● **ROWS**
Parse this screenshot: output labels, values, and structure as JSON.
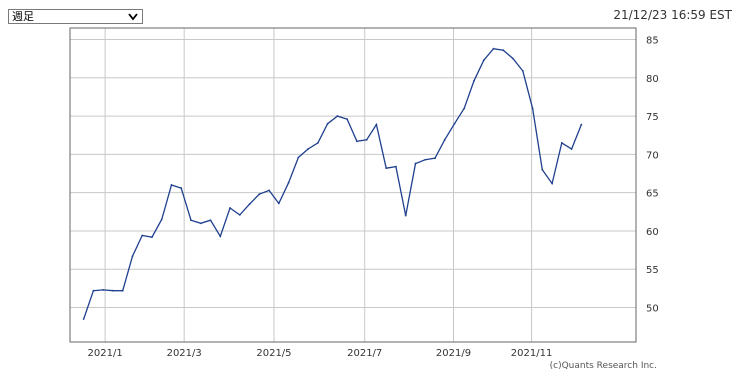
{
  "controls": {
    "period_select": {
      "selected": "週足"
    }
  },
  "header": {
    "timestamp": "21/12/23 16:59 EST"
  },
  "footer": {
    "credit": "(c)Quants Research Inc."
  },
  "colors": {
    "line": "#1f3f8f",
    "grid": "#c8c8c8",
    "axis": "#666666"
  },
  "chart_data": {
    "type": "line",
    "title": "",
    "xlabel": "",
    "ylabel": "",
    "ylim": [
      45.5,
      86.5
    ],
    "y_ticks": [
      50,
      55,
      60,
      65,
      70,
      75,
      80,
      85
    ],
    "x_ticks": [
      "2021/1",
      "2021/3",
      "2021/5",
      "2021/7",
      "2021/9",
      "2021/11"
    ],
    "x_tick_positions": [
      2.2,
      10.3,
      19.5,
      28.8,
      37.9,
      45.9
    ],
    "grid": true,
    "series": [
      {
        "name": "",
        "x": [
          0,
          1,
          2,
          3,
          4,
          5,
          6,
          7,
          8,
          9,
          10,
          11,
          12,
          13,
          14,
          15,
          16,
          17,
          18,
          19,
          20,
          21,
          22,
          23,
          24,
          25,
          26,
          27,
          28,
          29,
          30,
          31,
          32,
          33,
          34,
          35,
          36,
          37,
          38,
          39,
          40,
          41,
          42,
          43,
          44,
          45,
          46,
          47,
          48,
          49,
          50,
          51
        ],
        "values": [
          48.5,
          52.2,
          52.3,
          52.2,
          52.2,
          56.7,
          59.4,
          59.2,
          61.5,
          66.0,
          65.6,
          61.4,
          61.0,
          61.4,
          59.3,
          63.0,
          62.1,
          63.5,
          64.8,
          65.3,
          63.6,
          66.3,
          69.6,
          70.7,
          71.5,
          74.0,
          75.0,
          74.6,
          71.7,
          71.9,
          73.9,
          68.2,
          68.4,
          62.0,
          68.8,
          69.3,
          69.5,
          71.9,
          74.0,
          76.0,
          79.6,
          82.3,
          83.8,
          83.6,
          82.5,
          80.9,
          76.0,
          68.0,
          66.2,
          71.5,
          70.7,
          73.9
        ]
      }
    ]
  }
}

● **SHORT EXERCISE**
Do not include the images; transcribe the rest of the listing exactly.

● **EXERCISE SOLUTION**
Parse this screenshot: output labels, values, and structure as JSON.
{
  "controls": {
    "period_select": {
      "selected": "週足"
    }
  },
  "header": {
    "timestamp": "21/12/23 16:59 EST"
  },
  "footer": {
    "credit": "(c)Quants Research Inc."
  },
  "colors": {
    "line": "#1f3f8f",
    "grid": "#c8c8c8",
    "axis": "#666666"
  },
  "chart_data": {
    "type": "line",
    "title": "",
    "xlabel": "",
    "ylabel": "",
    "ylim": [
      45.5,
      86.5
    ],
    "y_ticks": [
      50,
      55,
      60,
      65,
      70,
      75,
      80,
      85
    ],
    "x_ticks": [
      "2021/1",
      "2021/3",
      "2021/5",
      "2021/7",
      "2021/9",
      "2021/11"
    ],
    "x_tick_positions": [
      2.2,
      10.3,
      19.5,
      28.8,
      37.9,
      45.9
    ],
    "grid": true,
    "series": [
      {
        "name": "",
        "x": [
          0,
          1,
          2,
          3,
          4,
          5,
          6,
          7,
          8,
          9,
          10,
          11,
          12,
          13,
          14,
          15,
          16,
          17,
          18,
          19,
          20,
          21,
          22,
          23,
          24,
          25,
          26,
          27,
          28,
          29,
          30,
          31,
          32,
          33,
          34,
          35,
          36,
          37,
          38,
          39,
          40,
          41,
          42,
          43,
          44,
          45,
          46,
          47,
          48,
          49,
          50,
          51
        ],
        "values": [
          48.5,
          52.2,
          52.3,
          52.2,
          52.2,
          56.7,
          59.4,
          59.2,
          61.5,
          66.0,
          65.6,
          61.4,
          61.0,
          61.4,
          59.3,
          63.0,
          62.1,
          63.5,
          64.8,
          65.3,
          63.6,
          66.3,
          69.6,
          70.7,
          71.5,
          74.0,
          75.0,
          74.6,
          71.7,
          71.9,
          73.9,
          68.2,
          68.4,
          62.0,
          68.8,
          69.3,
          69.5,
          71.9,
          74.0,
          76.0,
          79.6,
          82.3,
          83.8,
          83.6,
          82.5,
          80.9,
          76.0,
          68.0,
          66.2,
          71.5,
          70.7,
          73.9
        ]
      }
    ]
  }
}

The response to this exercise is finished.